▸ **DATA SHOWN**
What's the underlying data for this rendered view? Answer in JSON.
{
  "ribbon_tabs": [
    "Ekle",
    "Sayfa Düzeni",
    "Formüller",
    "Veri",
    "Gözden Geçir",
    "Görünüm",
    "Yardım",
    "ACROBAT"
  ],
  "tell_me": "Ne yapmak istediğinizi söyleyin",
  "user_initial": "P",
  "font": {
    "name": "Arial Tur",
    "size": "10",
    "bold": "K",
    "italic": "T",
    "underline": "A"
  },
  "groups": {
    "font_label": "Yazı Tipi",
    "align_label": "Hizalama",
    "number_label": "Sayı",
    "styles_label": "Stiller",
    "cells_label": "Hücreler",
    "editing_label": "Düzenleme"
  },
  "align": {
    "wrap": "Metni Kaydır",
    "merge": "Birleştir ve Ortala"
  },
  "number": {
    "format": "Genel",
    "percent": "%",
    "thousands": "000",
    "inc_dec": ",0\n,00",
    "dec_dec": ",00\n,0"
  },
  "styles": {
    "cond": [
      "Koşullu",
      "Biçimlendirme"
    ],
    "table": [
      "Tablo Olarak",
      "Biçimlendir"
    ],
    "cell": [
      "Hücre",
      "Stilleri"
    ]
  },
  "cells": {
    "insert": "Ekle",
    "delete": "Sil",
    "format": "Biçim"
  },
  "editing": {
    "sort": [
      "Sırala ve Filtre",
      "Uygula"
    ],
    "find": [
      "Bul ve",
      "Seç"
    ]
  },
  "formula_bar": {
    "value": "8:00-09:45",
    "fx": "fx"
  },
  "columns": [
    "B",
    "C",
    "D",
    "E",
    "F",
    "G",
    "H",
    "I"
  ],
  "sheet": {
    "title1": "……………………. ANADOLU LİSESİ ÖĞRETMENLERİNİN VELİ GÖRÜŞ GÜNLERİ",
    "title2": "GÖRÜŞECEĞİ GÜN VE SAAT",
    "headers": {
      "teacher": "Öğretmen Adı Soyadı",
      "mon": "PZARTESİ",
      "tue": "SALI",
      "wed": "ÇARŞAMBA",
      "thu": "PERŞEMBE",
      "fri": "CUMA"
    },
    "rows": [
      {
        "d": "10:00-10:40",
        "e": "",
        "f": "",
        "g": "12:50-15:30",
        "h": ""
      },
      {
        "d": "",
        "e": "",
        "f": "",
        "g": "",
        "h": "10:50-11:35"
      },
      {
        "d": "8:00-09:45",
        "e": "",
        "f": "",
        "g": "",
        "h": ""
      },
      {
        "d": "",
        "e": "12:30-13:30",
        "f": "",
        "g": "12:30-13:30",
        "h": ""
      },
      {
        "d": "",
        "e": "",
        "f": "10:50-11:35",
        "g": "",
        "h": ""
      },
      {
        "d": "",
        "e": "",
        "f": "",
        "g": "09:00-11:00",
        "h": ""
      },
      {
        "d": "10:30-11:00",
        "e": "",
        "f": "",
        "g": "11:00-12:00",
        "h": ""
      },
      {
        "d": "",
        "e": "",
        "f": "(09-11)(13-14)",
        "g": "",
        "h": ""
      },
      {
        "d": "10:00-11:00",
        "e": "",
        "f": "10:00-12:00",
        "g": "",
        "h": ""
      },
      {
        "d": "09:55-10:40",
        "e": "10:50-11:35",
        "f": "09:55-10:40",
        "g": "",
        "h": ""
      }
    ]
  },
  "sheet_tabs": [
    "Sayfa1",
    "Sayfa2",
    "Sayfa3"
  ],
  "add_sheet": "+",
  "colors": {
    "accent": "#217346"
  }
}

▸ **WORK TO BE COMPLETED**
Return all the data above once more, precisely as given.

▸ **COMPLETED TASK**
What's the underlying data for this rendered view? Answer in JSON.
{
  "ribbon_tabs": [
    "Ekle",
    "Sayfa Düzeni",
    "Formüller",
    "Veri",
    "Gözden Geçir",
    "Görünüm",
    "Yardım",
    "ACROBAT"
  ],
  "tell_me": "Ne yapmak istediğinizi söyleyin",
  "user_initial": "P",
  "font": {
    "name": "Arial Tur",
    "size": "10",
    "bold": "K",
    "italic": "T",
    "underline": "A"
  },
  "groups": {
    "font_label": "Yazı Tipi",
    "align_label": "Hizalama",
    "number_label": "Sayı",
    "styles_label": "Stiller",
    "cells_label": "Hücreler",
    "editing_label": "Düzenleme"
  },
  "align": {
    "wrap": "Metni Kaydır",
    "merge": "Birleştir ve Ortala"
  },
  "number": {
    "format": "Genel",
    "percent": "%",
    "thousands": "000",
    "inc_dec": ",0\n,00",
    "dec_dec": ",00\n,0"
  },
  "styles": {
    "cond": [
      "Koşullu",
      "Biçimlendirme"
    ],
    "table": [
      "Tablo Olarak",
      "Biçimlendir"
    ],
    "cell": [
      "Hücre",
      "Stilleri"
    ]
  },
  "cells": {
    "insert": "Ekle",
    "delete": "Sil",
    "format": "Biçim"
  },
  "editing": {
    "sort": [
      "Sırala ve Filtre",
      "Uygula"
    ],
    "find": [
      "Bul ve",
      "Seç"
    ]
  },
  "formula_bar": {
    "value": "8:00-09:45",
    "fx": "fx"
  },
  "columns": [
    "B",
    "C",
    "D",
    "E",
    "F",
    "G",
    "H",
    "I"
  ],
  "sheet": {
    "title1": "……………………. ANADOLU LİSESİ ÖĞRETMENLERİNİN VELİ GÖRÜŞ GÜNLERİ",
    "title2": "GÖRÜŞECEĞİ GÜN VE SAAT",
    "headers": {
      "teacher": "Öğretmen Adı Soyadı",
      "mon": "PZARTESİ",
      "tue": "SALI",
      "wed": "ÇARŞAMBA",
      "thu": "PERŞEMBE",
      "fri": "CUMA"
    },
    "rows": [
      {
        "d": "10:00-10:40",
        "e": "",
        "f": "",
        "g": "12:50-15:30",
        "h": ""
      },
      {
        "d": "",
        "e": "",
        "f": "",
        "g": "",
        "h": "10:50-11:35"
      },
      {
        "d": "8:00-09:45",
        "e": "",
        "f": "",
        "g": "",
        "h": ""
      },
      {
        "d": "",
        "e": "12:30-13:30",
        "f": "",
        "g": "12:30-13:30",
        "h": ""
      },
      {
        "d": "",
        "e": "",
        "f": "10:50-11:35",
        "g": "",
        "h": ""
      },
      {
        "d": "",
        "e": "",
        "f": "",
        "g": "09:00-11:00",
        "h": ""
      },
      {
        "d": "10:30-11:00",
        "e": "",
        "f": "",
        "g": "11:00-12:00",
        "h": ""
      },
      {
        "d": "",
        "e": "",
        "f": "(09-11)(13-14)",
        "g": "",
        "h": ""
      },
      {
        "d": "10:00-11:00",
        "e": "",
        "f": "10:00-12:00",
        "g": "",
        "h": ""
      },
      {
        "d": "09:55-10:40",
        "e": "10:50-11:35",
        "f": "09:55-10:40",
        "g": "",
        "h": ""
      }
    ]
  },
  "sheet_tabs": [
    "Sayfa1",
    "Sayfa2",
    "Sayfa3"
  ],
  "add_sheet": "+",
  "colors": {
    "accent": "#217346"
  }
}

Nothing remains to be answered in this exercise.